> Requirement
Retype the records below exactly as they appear.

[Saved data entries]
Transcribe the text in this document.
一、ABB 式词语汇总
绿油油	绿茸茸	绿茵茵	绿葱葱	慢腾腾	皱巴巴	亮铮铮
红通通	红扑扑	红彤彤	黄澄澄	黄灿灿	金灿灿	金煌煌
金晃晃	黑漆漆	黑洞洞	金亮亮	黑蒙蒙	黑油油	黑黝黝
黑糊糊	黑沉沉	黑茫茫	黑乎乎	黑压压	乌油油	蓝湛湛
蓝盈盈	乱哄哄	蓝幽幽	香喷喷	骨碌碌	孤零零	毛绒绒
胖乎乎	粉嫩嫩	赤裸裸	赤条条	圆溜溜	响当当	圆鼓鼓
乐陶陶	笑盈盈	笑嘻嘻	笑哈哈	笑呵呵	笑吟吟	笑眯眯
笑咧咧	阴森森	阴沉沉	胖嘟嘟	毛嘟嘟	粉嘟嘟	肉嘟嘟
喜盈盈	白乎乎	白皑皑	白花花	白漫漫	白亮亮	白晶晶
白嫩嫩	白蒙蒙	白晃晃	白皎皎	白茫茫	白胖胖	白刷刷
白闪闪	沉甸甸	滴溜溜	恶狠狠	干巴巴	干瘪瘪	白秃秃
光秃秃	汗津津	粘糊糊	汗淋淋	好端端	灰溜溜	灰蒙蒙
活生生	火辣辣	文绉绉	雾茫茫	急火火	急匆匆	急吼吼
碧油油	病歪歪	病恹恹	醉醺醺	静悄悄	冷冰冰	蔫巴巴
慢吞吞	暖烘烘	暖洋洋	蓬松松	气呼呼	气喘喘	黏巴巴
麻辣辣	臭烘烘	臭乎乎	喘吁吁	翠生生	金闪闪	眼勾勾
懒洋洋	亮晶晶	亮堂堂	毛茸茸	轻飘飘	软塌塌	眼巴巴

> Exercise output
Transcribe the text in this document.
一、ABB 式词语汇总
绿油油	绿茸茸	绿茵茵	绿葱葱	慢腾腾	皱巴巴	亮铮铮
红通通	红扑扑	红彤彤	黄澄澄	黄灿灿	金灿灿	金煌煌
金晃晃	黑漆漆	黑洞洞	金亮亮	黑蒙蒙	黑油油	黑黝黝
黑糊糊	黑沉沉	黑茫茫	黑乎乎	黑压压	乌油油	蓝湛湛
蓝盈盈	乱哄哄	蓝幽幽	香喷喷	骨碌碌	孤零零	毛绒绒
胖乎乎	粉嫩嫩	赤裸裸	赤条条	圆溜溜	响当当	圆鼓鼓
乐陶陶	笑盈盈	笑嘻嘻	笑哈哈	笑呵呵	笑吟吟	笑眯眯
笑咧咧	阴森森	阴沉沉	胖嘟嘟	毛嘟嘟	粉嘟嘟	肉嘟嘟
喜盈盈	白乎乎	白皑皑	白花花	白漫漫	白亮亮	白晶晶
白嫩嫩	白蒙蒙	白晃晃	白皎皎	白茫茫	白胖胖	白刷刷
白闪闪	沉甸甸	滴溜溜	恶狠狠	干巴巴	干瘪瘪	白秃秃
光秃秃	汗津津	粘糊糊	汗淋淋	好端端	灰溜溜	灰蒙蒙
活生生	火辣辣	文绉绉	雾茫茫	急火火	急匆匆	急吼吼
碧油油	病歪歪	病恹恹	醉醺醺	静悄悄	冷冰冰	蔫巴巴
慢吞吞	暖烘烘	暖洋洋	蓬松松	气呼呼	气喘喘	黏巴巴
麻辣辣	臭烘烘	臭乎乎	喘吁吁	翠生生	金闪闪	眼勾勾
懒洋洋	亮晶晶	亮堂堂	毛茸茸	轻飘飘	软塌塌	眼巴巴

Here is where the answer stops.